» **ページの抜粋**:
------------------------

ブログご訪問ありがとうございます。スパイス香子です。ネパール人の夫と結婚して以来スパイスを使わない日がない生活を送るわたしからスパイス情報をお届けしております。
シナモンは知らないヒトはいないスパイス。でも、実は”本当の”シナモンとそうでないシナモンがあることは、知られていないと思います。シナモンパウダーの多くは、”そうでないシナモン”の方で作られていますので、実際は区別する必要はあまりないのですが、スパイスマニアとしては違いを知っておくと面白いと思いますよ。
シナモンとは
シナモンは知らない方はいないと思います。甘い香りのスパイスで「シナモンロール」というパンも定番ですし、カプチーノやコーヒーにシナモンスティックを添えて香りを頼みながらドリンクを飲むのも一般的です。
甘い香りのスパイスだけど、実はスパイスカレーに使えば濃厚さを出してくれる便利な存在でもあります。
ただ”シナモンと呼ばれている中に、実は2種類のシナモンが存在しているんです。
いずれの”シナモン”も、クスノキ科の常緑樹の幹の表面を削り落とし中の樹皮をはぎ取ったものですが、外見、香りなど並べてみると全然違うんですよ。
外見の違い
セイロンシナモンは繊細
上の写真がセイロンシナモン。その特徴は繊細さです。
薄い皮が幾重もの層になっていて、まるでパイ生地のようです。割るのも簡単に手で割れます。樹皮の内側の層を、手で丸めながら重ねるという手間のかかる工程で作られます。
カシアシナモンは固い
こちらはカシアシナモン。見た通りは厚手で、樹の皮!って感じです。
カールもあまりありません。
色もシナモンより茶色いです。
そして、樹って感じで固く、手で割るのはなかなか厳しい。わたしは麺棒を使って叩いて割ります。
香りの違い
最大の差はこれ。流通では、セイロンとカシアは区別されてないけど、比較するとその香りの違いは明らかです。
セイロンシナモンは繊細で華やか
セイロンシナモンは、カシアに比べると繊細で華やかな香りです。
この繊細な香りによって、セイロンシナモンは高級なシナモンとして扱われています。また、カシアシナモンと比べて「トゥルーシナモン」とも呼ばれます。
カシアシナモンは温かい
香り成分は、セイロンシナモンに比べてウッディで土っぽい温かみのある甘い香りです。
香り成分と健康効果の違い
シナモンアルデヒド(桂皮アルデヒド)という成分がシナモンらしい香りの元ですが、セイロンシナモンとカシアシナモンでは、含まれる割合がかなり違っています。また、シナモンを「若返りのスパイス」と呼ぶことができるのはこの成分のおかげなんです!
セイロンシナモン
香り成分は、温かく甘い香りのシナモンアルデヒド。精油の50~63%を占めます。残りはウッディな香りのカリオフィレン、クローブのような刺激的な香りのオイノゲール、加えてフローラルな香りのリナロールを含んでいます。

------------------------

» **データの抜粋**:

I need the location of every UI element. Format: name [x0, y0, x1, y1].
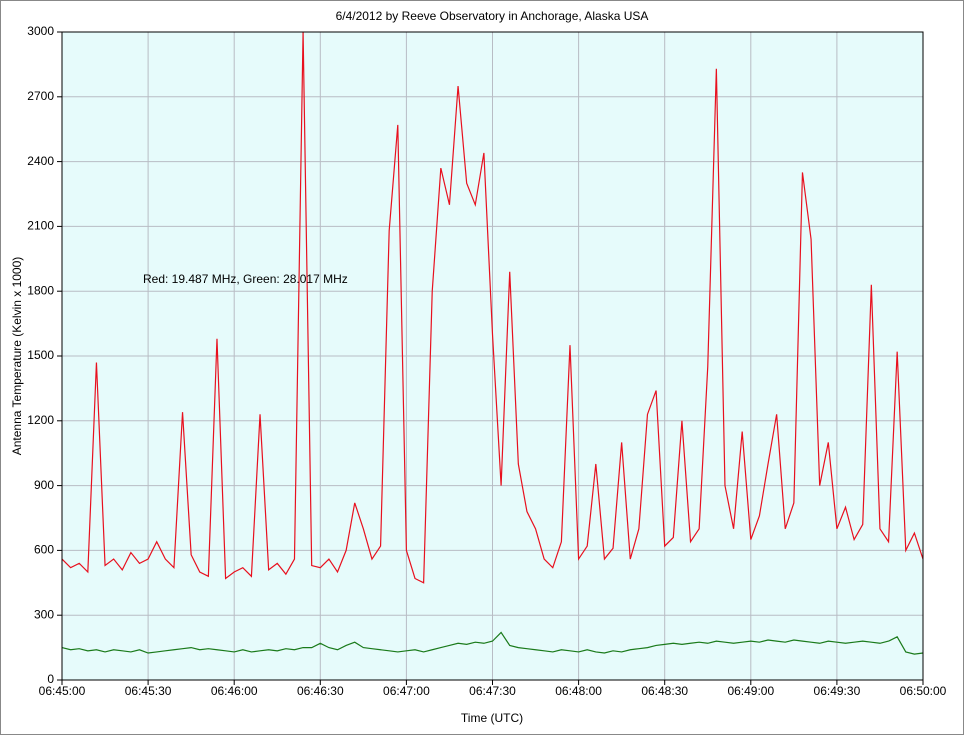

------------------------

» **ミニ練習**:
上のシナモンの記事を「セイロンシナモンは繊細で華やか」という言葉から一字も変えずに書き写し、「香り成分は、セイロンシナモンに比べてウッディで土っぽい温かみのある甘い香りです。」まで写したら止めてください。

» **答えはこちら**:
セイロンシナモンは繊細で華やか
セイロンシナモンは、カシアに比べると繊細で華やかな香りです。
この繊細な香りによって、セイロンシナモンは高級なシナモンとして扱われています。また、カシアシナモンと比べて「トゥルーシナモン」とも呼ばれます。
カシアシナモンは温かい
香り成分は、セイロンシナモンに比べてウッディで土っぽい温かみのある甘い香りです。